## AIM
Reproduce every record below exactly as it appears.

Figure record extracts
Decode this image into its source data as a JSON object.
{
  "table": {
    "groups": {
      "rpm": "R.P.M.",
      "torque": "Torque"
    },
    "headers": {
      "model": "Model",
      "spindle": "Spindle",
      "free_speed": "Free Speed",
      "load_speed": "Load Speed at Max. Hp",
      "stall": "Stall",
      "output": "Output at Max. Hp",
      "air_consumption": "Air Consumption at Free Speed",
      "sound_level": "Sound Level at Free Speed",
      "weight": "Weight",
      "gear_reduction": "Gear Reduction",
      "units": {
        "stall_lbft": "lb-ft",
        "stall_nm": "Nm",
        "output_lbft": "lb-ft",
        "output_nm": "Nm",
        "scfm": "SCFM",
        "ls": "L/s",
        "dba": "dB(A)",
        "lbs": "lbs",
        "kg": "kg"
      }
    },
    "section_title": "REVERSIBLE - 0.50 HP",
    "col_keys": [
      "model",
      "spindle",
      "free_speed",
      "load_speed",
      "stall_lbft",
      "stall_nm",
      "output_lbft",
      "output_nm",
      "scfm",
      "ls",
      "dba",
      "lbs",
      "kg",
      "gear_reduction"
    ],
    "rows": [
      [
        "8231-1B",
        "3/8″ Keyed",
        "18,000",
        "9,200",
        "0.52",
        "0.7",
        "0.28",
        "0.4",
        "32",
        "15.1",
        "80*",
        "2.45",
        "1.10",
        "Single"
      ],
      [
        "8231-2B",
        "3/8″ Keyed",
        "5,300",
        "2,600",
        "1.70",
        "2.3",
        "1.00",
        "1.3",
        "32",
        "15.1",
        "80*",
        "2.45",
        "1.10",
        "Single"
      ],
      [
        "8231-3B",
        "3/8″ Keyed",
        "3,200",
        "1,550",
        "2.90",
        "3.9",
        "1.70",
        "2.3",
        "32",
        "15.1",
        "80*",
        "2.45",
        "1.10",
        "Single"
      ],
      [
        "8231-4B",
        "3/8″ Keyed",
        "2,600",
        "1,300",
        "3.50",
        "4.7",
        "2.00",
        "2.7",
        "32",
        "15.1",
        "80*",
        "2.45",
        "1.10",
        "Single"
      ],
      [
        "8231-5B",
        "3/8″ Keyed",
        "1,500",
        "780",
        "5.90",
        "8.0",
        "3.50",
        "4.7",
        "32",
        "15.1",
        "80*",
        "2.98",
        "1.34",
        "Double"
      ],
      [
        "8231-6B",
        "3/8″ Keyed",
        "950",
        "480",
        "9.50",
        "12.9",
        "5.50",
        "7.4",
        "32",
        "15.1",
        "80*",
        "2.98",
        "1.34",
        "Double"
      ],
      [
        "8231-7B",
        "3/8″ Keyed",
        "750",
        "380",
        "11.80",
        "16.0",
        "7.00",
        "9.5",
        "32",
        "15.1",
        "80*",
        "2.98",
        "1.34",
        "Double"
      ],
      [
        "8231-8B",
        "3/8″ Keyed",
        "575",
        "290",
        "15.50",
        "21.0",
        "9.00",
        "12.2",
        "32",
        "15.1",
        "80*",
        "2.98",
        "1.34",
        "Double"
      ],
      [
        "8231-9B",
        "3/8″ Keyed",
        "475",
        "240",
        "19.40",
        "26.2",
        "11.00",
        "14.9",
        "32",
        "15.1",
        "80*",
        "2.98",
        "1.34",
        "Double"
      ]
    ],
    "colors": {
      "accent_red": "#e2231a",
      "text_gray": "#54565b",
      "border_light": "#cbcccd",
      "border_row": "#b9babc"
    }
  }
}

## SOLUTION TO THE PROBLEM
Decode this image into its source data as a JSON object.
{
  "table": {
    "groups": {
      "rpm": "R.P.M.",
      "torque": "Torque"
    },
    "headers": {
      "model": "Model",
      "spindle": "Spindle",
      "free_speed": "Free Speed",
      "load_speed": "Load Speed at Max. Hp",
      "stall": "Stall",
      "output": "Output at Max. Hp",
      "air_consumption": "Air Consumption at Free Speed",
      "sound_level": "Sound Level at Free Speed",
      "weight": "Weight",
      "gear_reduction": "Gear Reduction",
      "units": {
        "stall_lbft": "lb-ft",
        "stall_nm": "Nm",
        "output_lbft": "lb-ft",
        "output_nm": "Nm",
        "scfm": "SCFM",
        "ls": "L/s",
        "dba": "dB(A)",
        "lbs": "lbs",
        "kg": "kg"
      }
    },
    "section_title": "REVERSIBLE - 0.50 HP",
    "col_keys": [
      "model",
      "spindle",
      "free_speed",
      "load_speed",
      "stall_lbft",
      "stall_nm",
      "output_lbft",
      "output_nm",
      "scfm",
      "ls",
      "dba",
      "lbs",
      "kg",
      "gear_reduction"
    ],
    "rows": [
      [
        "8231-1B",
        "3/8″ Keyed",
        "18,000",
        "9,200",
        "0.52",
        "0.7",
        "0.28",
        "0.4",
        "32",
        "15.1",
        "80*",
        "2.45",
        "1.10",
        "Single"
      ],
      [
        "8231-2B",
        "3/8″ Keyed",
        "5,300",
        "2,600",
        "1.70",
        "2.3",
        "1.00",
        "1.3",
        "32",
        "15.1",
        "80*",
        "2.45",
        "1.10",
        "Single"
      ],
      [
        "8231-3B",
        "3/8″ Keyed",
        "3,200",
        "1,550",
        "2.90",
        "3.9",
        "1.70",
        "2.3",
        "32",
        "15.1",
        "80*",
        "2.45",
        "1.10",
        "Single"
      ],
      [
        "8231-4B",
        "3/8″ Keyed",
        "2,600",
        "1,300",
        "3.50",
        "4.7",
        "2.00",
        "2.7",
        "32",
        "15.1",
        "80*",
        "2.45",
        "1.10",
        "Single"
      ],
      [
        "8231-5B",
        "3/8″ Keyed",
        "1,500",
        "780",
        "5.90",
        "8.0",
        "3.50",
        "4.7",
        "32",
        "15.1",
        "80*",
        "2.98",
        "1.34",
        "Double"
      ],
      [
        "8231-6B",
        "3/8″ Keyed",
        "950",
        "480",
        "9.50",
        "12.9",
        "5.50",
        "7.4",
        "32",
        "15.1",
        "80*",
        "2.98",
        "1.34",
        "Double"
      ],
      [
        "8231-7B",
        "3/8″ Keyed",
        "750",
        "380",
        "11.80",
        "16.0",
        "7.00",
        "9.5",
        "32",
        "15.1",
        "80*",
        "2.98",
        "1.34",
        "Double"
      ],
      [
        "8231-8B",
        "3/8″ Keyed",
        "575",
        "290",
        "15.50",
        "21.0",
        "9.00",
        "12.2",
        "32",
        "15.1",
        "80*",
        "2.98",
        "1.34",
        "Double"
      ],
      [
        "8231-9B",
        "3/8″ Keyed",
        "475",
        "240",
        "19.40",
        "26.2",
        "11.00",
        "14.9",
        "32",
        "15.1",
        "80*",
        "2.98",
        "1.34",
        "Double"
      ]
    ],
    "colors": {
      "accent_red": "#e2231a",
      "text_gray": "#54565b",
      "border_light": "#cbcccd",
      "border_row": "#b9babc"
    }
  }
}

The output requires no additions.